(Collection entries)

──────────

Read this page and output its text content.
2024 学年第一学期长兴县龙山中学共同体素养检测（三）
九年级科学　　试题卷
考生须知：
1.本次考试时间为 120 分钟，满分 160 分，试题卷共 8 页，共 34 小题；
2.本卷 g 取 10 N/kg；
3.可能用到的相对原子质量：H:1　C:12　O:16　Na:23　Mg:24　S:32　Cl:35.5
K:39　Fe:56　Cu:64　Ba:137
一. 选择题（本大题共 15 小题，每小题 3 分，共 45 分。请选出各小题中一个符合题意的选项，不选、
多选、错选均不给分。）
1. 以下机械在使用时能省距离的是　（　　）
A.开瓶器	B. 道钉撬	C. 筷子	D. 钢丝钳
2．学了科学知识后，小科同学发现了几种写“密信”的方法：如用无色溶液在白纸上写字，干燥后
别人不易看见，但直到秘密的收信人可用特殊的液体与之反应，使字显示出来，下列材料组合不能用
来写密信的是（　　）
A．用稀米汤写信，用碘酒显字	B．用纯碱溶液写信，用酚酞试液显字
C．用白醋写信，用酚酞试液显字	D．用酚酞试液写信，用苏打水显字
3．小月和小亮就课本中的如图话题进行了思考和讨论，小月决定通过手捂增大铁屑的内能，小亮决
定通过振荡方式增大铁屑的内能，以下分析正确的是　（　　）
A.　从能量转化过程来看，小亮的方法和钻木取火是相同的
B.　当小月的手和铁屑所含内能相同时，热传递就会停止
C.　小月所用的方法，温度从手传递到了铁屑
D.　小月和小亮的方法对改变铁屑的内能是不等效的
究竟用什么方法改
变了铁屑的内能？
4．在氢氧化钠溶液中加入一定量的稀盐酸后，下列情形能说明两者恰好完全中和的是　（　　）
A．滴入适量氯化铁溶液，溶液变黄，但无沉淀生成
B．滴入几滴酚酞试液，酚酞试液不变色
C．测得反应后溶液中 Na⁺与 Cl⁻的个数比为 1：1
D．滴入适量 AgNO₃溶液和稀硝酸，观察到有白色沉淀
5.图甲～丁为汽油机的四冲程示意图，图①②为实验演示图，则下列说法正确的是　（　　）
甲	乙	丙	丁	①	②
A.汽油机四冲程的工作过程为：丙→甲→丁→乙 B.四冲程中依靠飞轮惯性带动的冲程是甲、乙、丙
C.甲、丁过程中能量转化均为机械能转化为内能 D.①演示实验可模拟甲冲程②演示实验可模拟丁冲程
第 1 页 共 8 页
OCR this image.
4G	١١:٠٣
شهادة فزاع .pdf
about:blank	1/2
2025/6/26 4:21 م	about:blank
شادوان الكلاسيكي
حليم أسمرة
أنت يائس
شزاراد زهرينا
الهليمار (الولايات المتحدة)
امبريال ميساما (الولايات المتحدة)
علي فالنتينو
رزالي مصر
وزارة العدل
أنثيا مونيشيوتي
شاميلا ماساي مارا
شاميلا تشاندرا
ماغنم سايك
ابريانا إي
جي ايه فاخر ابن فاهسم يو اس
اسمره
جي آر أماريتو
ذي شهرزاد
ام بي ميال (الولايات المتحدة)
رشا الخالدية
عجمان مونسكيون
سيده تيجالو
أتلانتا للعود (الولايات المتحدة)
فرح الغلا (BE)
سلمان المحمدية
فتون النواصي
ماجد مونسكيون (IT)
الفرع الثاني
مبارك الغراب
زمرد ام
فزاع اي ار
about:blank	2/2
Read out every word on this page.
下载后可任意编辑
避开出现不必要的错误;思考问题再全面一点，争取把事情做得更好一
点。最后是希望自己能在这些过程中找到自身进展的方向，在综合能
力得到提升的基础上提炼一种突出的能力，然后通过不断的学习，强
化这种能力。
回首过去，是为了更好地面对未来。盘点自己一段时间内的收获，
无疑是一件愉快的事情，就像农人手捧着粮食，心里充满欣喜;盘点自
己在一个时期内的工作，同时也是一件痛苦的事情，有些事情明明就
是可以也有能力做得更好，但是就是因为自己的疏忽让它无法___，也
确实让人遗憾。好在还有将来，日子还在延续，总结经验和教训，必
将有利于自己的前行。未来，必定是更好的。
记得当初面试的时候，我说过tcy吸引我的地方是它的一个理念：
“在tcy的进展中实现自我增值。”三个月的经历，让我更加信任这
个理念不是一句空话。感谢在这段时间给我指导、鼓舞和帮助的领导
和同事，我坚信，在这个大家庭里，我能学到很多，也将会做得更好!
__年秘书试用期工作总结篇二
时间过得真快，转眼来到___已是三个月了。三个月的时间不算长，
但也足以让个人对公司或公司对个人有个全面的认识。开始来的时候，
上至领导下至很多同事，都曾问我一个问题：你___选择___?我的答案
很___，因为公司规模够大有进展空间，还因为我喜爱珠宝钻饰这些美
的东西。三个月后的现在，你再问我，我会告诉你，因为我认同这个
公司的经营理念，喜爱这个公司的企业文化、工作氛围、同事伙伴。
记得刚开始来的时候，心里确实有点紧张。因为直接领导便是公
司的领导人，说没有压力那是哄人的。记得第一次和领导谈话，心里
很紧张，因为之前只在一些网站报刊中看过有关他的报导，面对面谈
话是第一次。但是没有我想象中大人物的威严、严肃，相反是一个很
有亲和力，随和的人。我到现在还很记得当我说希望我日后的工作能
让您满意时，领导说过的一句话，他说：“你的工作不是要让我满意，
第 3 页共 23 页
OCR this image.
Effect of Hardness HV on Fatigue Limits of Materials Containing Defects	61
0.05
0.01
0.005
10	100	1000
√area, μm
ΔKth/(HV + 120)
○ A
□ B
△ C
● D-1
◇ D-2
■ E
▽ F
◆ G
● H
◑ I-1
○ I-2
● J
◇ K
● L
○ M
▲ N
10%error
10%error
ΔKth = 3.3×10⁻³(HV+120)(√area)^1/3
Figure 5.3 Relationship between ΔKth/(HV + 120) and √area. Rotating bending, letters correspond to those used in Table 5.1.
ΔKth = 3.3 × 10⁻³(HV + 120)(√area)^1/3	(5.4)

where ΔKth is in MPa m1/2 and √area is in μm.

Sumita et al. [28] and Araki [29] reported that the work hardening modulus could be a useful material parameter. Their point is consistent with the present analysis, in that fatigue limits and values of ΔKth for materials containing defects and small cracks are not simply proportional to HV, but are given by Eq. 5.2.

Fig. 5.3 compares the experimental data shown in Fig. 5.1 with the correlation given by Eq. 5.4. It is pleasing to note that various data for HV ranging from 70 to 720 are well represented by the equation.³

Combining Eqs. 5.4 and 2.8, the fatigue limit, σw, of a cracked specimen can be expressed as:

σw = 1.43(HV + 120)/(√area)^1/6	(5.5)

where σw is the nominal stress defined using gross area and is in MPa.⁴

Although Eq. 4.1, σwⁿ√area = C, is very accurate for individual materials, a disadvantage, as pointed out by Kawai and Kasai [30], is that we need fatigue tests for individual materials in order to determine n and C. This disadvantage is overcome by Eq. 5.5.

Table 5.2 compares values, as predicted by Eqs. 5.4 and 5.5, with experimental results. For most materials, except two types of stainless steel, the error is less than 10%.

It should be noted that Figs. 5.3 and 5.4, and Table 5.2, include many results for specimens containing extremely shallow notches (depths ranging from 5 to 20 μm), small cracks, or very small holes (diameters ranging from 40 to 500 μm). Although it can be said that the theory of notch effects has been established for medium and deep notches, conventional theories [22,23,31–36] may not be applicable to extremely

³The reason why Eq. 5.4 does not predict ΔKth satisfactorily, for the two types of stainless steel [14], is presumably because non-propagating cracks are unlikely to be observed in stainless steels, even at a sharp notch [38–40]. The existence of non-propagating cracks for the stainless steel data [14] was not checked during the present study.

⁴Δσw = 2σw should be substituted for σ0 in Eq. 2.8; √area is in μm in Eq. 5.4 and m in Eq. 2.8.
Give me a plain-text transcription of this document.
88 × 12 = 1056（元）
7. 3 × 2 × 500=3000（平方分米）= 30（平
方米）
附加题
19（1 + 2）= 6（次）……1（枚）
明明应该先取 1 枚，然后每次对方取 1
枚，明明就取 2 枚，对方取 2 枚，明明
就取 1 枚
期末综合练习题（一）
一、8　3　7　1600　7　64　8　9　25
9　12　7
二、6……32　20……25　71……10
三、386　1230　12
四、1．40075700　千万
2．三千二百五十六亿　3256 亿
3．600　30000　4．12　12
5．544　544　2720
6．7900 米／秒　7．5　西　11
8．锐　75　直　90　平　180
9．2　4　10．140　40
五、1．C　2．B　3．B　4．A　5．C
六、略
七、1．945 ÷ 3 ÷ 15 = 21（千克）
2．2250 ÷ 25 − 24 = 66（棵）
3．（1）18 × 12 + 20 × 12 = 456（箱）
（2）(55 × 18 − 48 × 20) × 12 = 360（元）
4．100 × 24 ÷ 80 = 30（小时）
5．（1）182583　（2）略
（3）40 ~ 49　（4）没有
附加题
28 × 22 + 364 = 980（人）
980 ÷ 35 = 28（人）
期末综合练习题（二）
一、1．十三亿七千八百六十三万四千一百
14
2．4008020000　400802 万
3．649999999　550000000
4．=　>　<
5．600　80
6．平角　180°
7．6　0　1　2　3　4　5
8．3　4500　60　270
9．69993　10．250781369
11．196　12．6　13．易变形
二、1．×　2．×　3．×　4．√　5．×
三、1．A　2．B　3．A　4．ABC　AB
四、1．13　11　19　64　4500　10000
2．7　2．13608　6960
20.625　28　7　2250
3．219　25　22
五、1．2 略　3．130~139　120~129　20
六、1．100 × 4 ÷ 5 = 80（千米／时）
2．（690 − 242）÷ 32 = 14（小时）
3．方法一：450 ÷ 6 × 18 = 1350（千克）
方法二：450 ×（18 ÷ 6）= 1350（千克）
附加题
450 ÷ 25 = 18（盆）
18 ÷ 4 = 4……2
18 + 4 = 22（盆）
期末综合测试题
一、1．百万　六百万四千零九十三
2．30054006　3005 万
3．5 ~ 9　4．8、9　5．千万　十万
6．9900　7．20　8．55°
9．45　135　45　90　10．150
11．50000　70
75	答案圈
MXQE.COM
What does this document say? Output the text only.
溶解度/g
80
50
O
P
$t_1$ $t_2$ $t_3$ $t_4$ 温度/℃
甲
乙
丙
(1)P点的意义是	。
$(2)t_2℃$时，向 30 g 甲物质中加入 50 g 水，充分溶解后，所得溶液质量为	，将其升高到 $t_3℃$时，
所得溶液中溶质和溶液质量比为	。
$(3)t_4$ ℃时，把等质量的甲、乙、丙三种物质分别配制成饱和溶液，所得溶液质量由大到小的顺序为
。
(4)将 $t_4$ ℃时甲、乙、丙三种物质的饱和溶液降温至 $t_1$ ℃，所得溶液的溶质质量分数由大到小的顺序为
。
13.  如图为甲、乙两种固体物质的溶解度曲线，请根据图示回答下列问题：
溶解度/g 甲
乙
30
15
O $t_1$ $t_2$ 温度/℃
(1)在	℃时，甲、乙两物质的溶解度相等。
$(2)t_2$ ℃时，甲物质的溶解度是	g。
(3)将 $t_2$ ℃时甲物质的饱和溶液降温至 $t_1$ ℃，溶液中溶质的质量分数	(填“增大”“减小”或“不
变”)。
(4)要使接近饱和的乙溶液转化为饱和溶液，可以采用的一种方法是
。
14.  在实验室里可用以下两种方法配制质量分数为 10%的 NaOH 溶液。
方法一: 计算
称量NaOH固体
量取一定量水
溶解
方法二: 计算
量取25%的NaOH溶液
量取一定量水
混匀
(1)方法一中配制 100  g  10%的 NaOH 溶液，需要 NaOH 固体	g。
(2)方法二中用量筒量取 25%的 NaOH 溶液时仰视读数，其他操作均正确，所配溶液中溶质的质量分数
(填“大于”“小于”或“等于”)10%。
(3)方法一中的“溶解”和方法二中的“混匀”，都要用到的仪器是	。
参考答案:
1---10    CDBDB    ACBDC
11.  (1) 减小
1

──────────

GIVEN TASK: Which lines hold the word "用酚酞试液显字"? Return all of them from the records above.

TASK RESPONSE:
A．用稀米汤写信，用碘酒显字	B．用纯碱溶液写信，用酚酞试液显字
C．用白醋写信，用酚酞试液显字	D．用酚酞试液写信，用苏打水显字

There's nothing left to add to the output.